Direction =>
Count how many lines contain the word "فیزیولوژی". Please give only the number.

Saved data entries
========================================
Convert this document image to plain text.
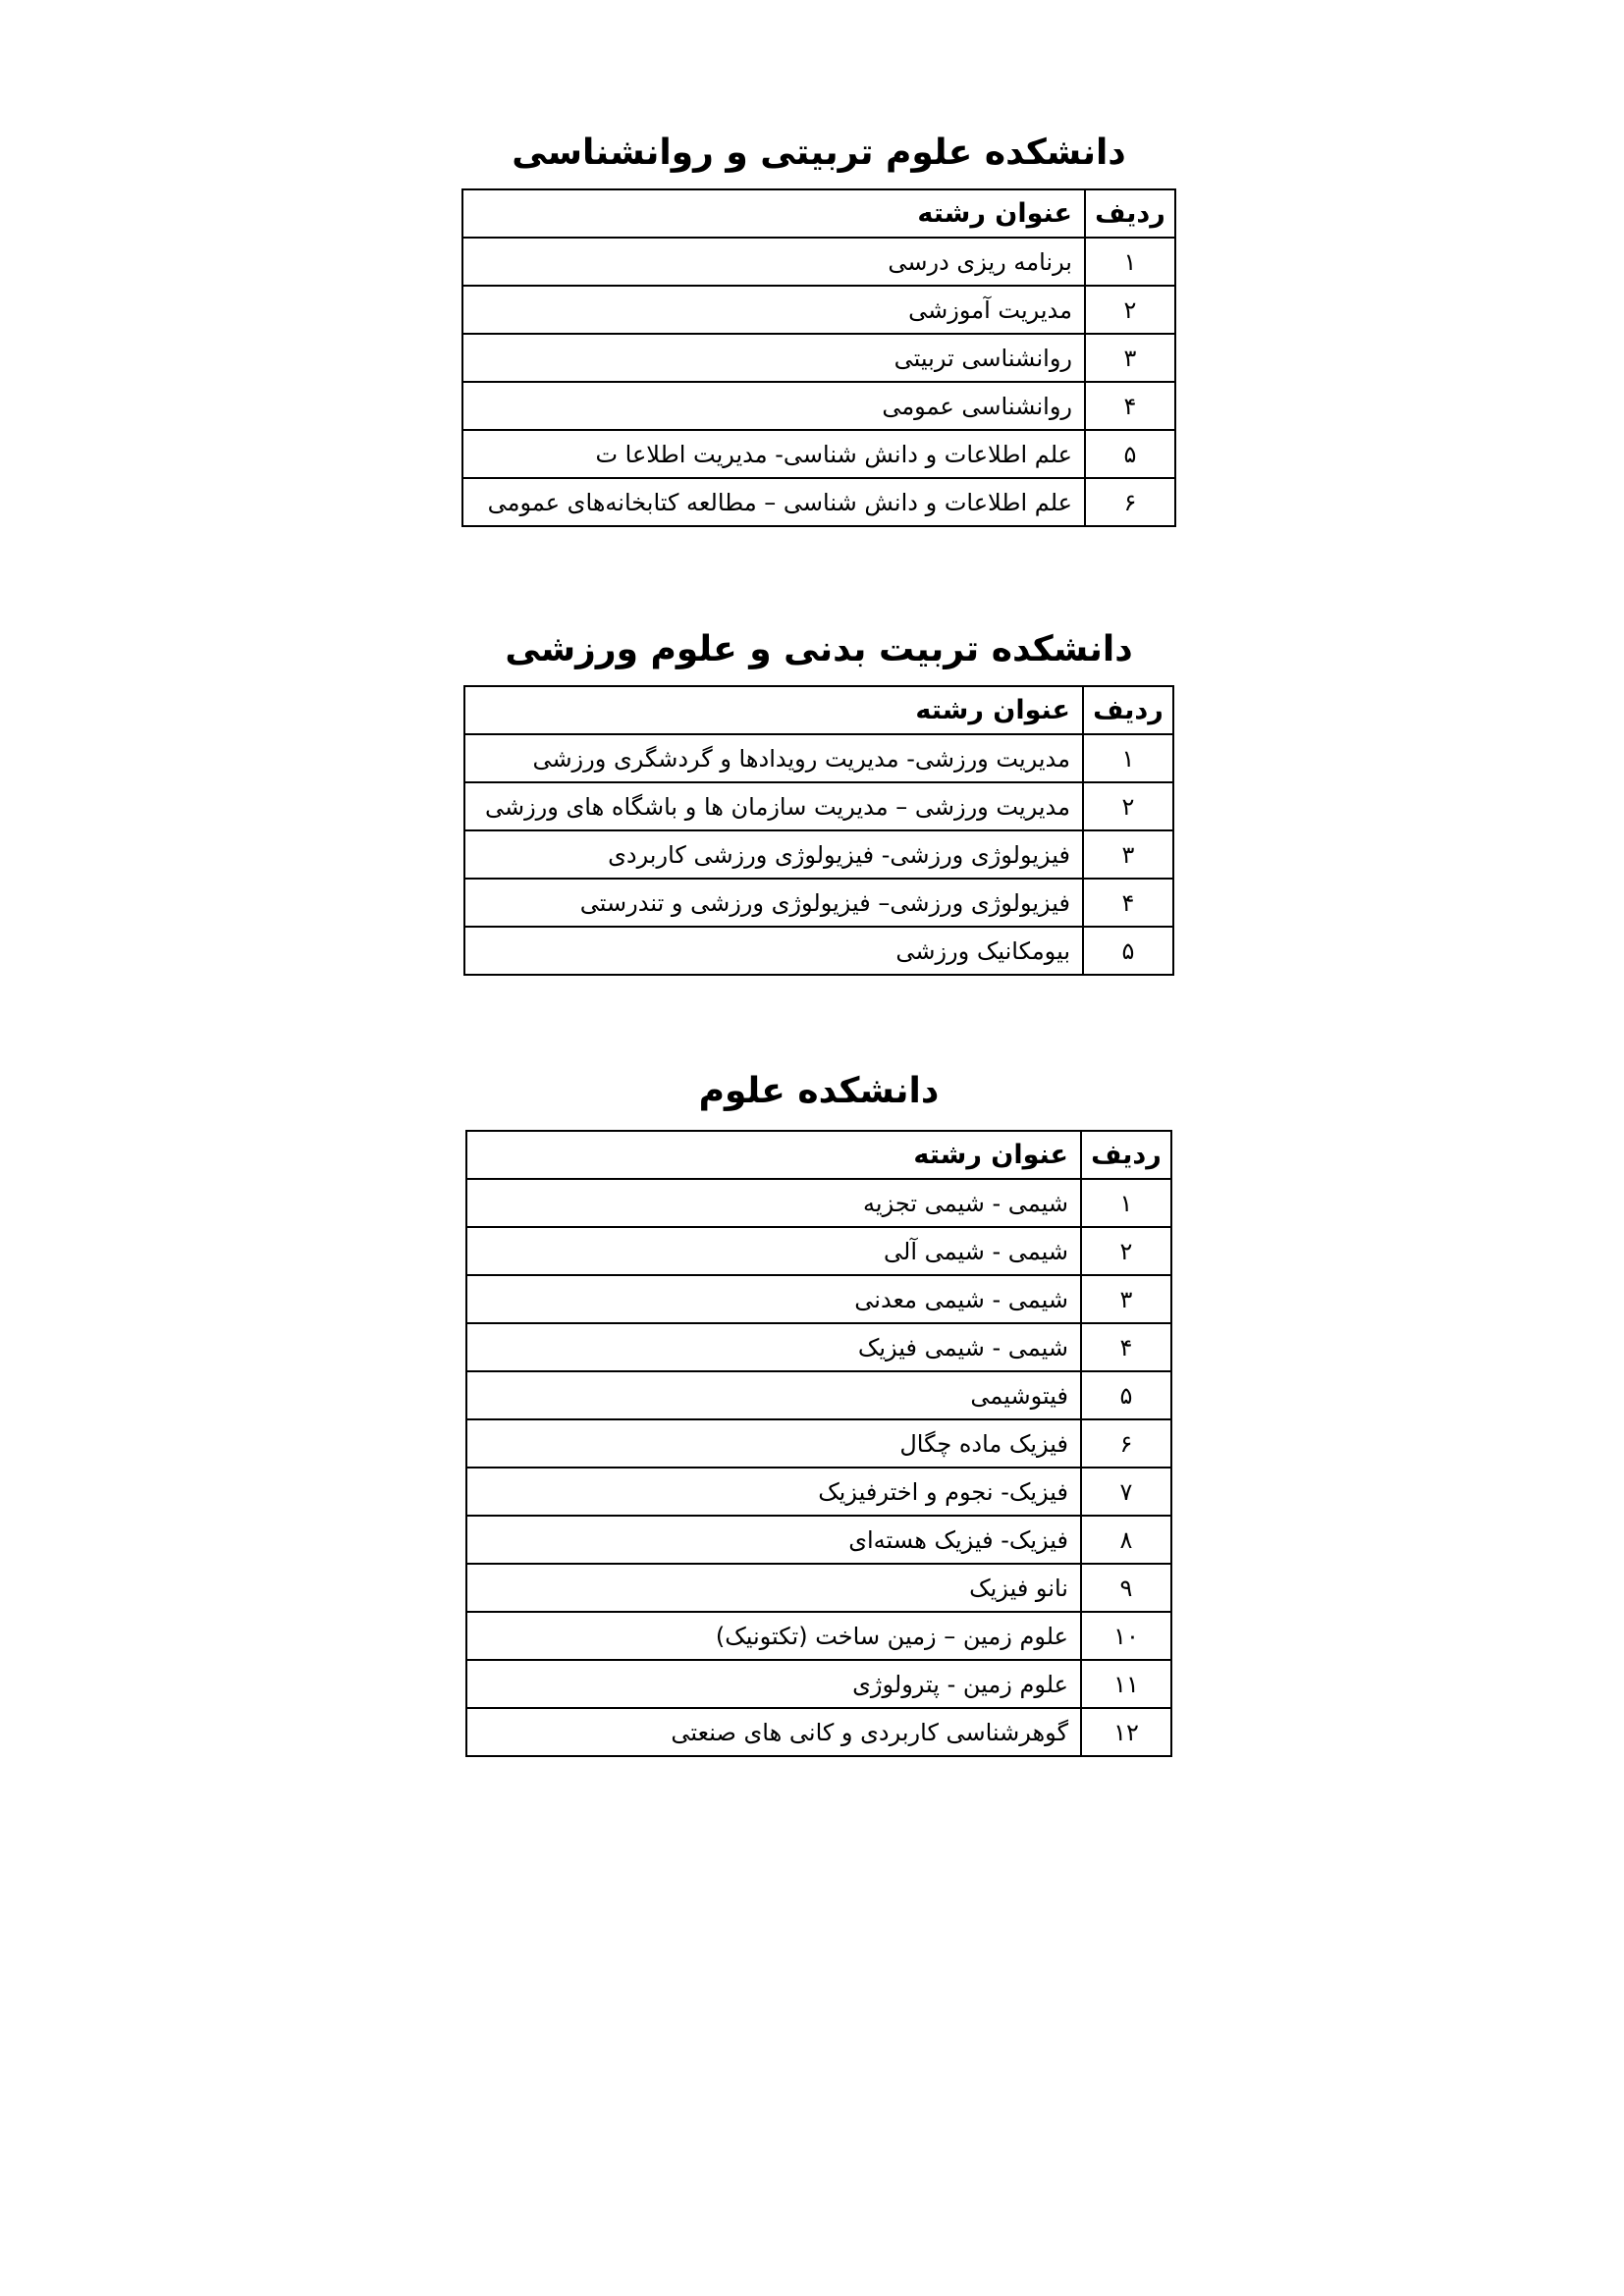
دانشکده علوم تربیتی و روانشناسی
ردیف	عنوان رشته
۱	برنامه ریزی درسی
۲	مدیریت آموزشی
۳	روانشناسی تربیتی
۴	روانشناسی عمومی
۵	علم اطلاعات و دانش شناسی- مدیریت اطلاعا ت
۶	علم اطلاعات و دانش شناسی – مطالعه کتابخانه‌های عمومی
دانشکده تربیت بدنی و علوم ورزشی
ردیف	عنوان رشته
۱	مدیریت ورزشی- مدیریت رویدادها و گردشگری ورزشی
۲	مدیریت ورزشی – مدیریت سازمان ها و باشگاه های ورزشی
۳	فیزیولوژی ورزشی- فیزیولوژی ورزشی کاربردی
۴	فیزیولوژی ورزشی– فیزیولوژی ورزشی و تندرستی
۵	بیومکانیک ورزشی
دانشکده علوم
ردیف	عنوان رشته
۱	شیمی - شیمی تجزیه
۲	شیمی - شیمی آلی
۳	شیمی - شیمی معدنی
۴	شیمی - شیمی فیزیک
۵	فیتوشیمی
۶	فیزیک ماده چگال
۷	فیزیک- نجوم و اخترفیزیک
۸	فیزیک- فیزیک هسته‌ای
۹	نانو فیزیک
۱۰	علوم زمین – زمین ساخت (تکتونیک)
۱۱	علوم زمین - پترولوژی
۱۲	گوهرشناسی کاربردی و کانی های صنعتی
========================================
The response =>
2